Data shown =>
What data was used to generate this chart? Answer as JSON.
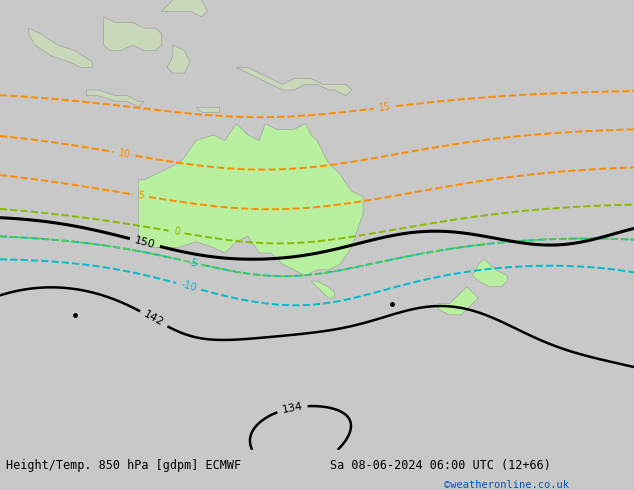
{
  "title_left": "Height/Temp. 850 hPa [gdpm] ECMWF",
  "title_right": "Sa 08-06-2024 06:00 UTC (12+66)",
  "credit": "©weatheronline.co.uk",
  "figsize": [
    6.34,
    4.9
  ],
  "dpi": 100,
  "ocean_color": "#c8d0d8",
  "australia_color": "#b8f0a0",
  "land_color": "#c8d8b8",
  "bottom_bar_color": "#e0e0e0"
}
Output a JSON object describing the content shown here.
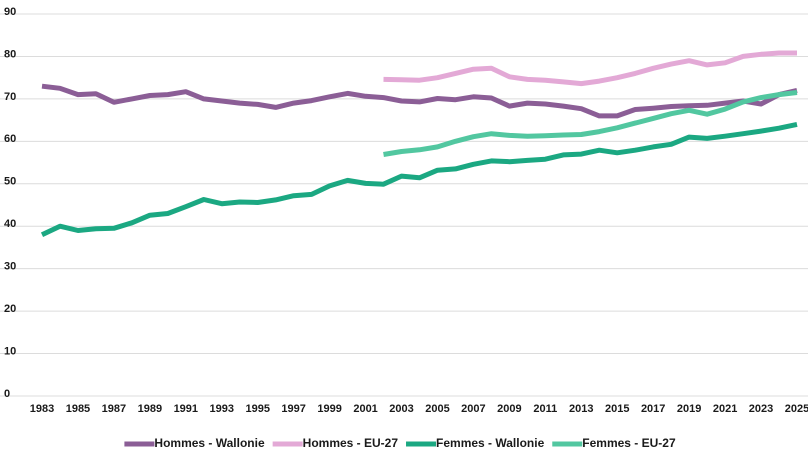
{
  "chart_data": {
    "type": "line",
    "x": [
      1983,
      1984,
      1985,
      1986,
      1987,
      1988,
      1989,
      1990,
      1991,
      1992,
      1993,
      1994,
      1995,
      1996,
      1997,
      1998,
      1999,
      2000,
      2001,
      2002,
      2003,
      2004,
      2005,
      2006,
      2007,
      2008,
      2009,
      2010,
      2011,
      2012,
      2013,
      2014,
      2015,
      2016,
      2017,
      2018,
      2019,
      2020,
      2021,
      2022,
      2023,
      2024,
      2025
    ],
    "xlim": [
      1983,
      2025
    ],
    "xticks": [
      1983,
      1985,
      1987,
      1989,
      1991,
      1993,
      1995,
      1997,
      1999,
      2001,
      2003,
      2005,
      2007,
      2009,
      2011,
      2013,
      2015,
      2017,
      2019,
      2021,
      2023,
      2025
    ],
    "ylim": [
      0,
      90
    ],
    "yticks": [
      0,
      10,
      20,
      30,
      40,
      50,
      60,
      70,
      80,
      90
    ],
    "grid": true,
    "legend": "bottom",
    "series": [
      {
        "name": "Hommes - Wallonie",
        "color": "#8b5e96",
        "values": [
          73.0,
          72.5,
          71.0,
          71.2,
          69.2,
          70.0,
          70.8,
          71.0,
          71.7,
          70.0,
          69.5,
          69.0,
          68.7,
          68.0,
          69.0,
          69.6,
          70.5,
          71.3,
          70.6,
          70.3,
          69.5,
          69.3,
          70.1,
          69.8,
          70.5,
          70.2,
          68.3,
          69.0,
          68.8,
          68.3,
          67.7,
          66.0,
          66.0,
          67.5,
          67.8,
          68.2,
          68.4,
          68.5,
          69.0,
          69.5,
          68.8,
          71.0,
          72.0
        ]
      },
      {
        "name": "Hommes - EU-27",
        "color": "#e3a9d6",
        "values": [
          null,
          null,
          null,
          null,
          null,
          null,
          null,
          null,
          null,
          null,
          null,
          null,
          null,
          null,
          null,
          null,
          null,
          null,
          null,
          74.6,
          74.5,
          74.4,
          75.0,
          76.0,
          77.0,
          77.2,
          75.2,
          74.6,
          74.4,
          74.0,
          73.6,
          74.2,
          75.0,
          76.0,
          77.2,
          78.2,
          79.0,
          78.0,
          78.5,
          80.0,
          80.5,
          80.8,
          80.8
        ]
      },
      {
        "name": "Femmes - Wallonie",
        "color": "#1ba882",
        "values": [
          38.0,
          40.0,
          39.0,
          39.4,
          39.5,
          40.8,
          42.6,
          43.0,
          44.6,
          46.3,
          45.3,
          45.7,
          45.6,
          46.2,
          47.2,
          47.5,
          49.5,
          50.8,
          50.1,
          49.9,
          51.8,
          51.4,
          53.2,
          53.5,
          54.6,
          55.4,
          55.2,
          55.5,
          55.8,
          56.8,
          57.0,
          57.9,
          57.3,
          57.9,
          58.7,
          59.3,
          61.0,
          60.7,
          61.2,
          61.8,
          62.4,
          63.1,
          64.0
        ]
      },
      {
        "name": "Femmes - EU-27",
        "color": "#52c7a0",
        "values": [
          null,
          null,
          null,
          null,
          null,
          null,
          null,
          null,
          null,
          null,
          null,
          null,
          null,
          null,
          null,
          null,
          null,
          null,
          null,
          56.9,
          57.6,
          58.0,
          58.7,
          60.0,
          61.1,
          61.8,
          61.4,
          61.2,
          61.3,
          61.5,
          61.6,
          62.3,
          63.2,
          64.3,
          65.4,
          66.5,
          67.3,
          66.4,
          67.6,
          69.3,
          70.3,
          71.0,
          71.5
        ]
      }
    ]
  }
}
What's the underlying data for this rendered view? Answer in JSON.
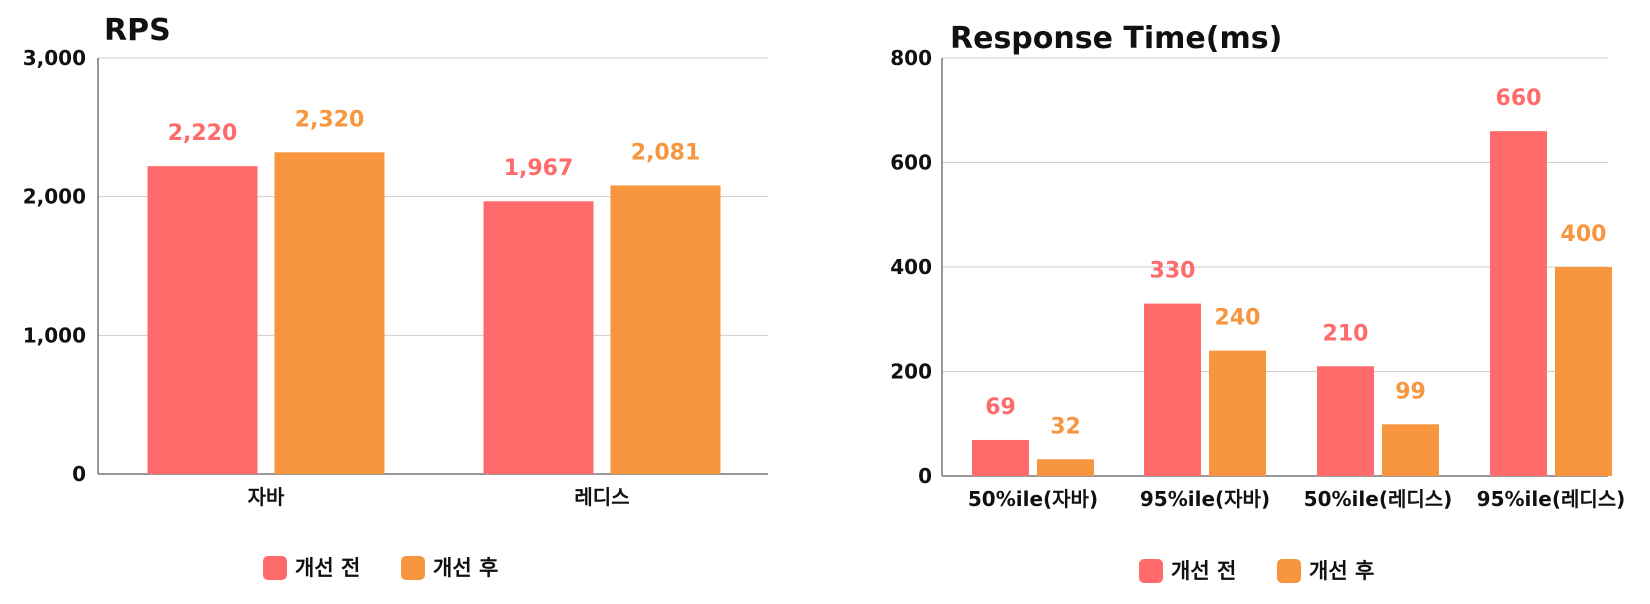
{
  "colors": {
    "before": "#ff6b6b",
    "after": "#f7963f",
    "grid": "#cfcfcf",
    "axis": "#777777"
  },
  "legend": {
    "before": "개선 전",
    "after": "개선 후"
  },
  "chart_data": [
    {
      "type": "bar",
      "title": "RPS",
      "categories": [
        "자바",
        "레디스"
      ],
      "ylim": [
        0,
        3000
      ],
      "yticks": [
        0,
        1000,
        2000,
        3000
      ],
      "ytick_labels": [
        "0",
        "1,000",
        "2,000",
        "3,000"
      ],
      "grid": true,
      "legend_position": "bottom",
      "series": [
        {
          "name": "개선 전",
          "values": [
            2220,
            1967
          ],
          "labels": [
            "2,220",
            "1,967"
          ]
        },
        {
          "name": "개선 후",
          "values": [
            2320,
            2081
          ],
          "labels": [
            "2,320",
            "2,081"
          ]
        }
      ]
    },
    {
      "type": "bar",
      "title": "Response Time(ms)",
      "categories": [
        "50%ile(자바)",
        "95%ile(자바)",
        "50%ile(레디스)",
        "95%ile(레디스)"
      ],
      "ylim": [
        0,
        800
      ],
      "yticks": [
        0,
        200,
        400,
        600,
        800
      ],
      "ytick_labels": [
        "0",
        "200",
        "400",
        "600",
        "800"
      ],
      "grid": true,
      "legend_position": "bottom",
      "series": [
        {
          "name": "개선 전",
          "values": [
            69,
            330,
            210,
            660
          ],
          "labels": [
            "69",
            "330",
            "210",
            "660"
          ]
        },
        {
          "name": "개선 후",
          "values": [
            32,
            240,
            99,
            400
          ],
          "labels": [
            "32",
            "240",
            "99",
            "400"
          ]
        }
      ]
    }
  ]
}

Request => Using the material above, report each line where "What" occurs.

Solved exercise =>
What data was used to generate this chart? Answer as JSON.
What's the underlying data for this rendered view? Answer in JSON.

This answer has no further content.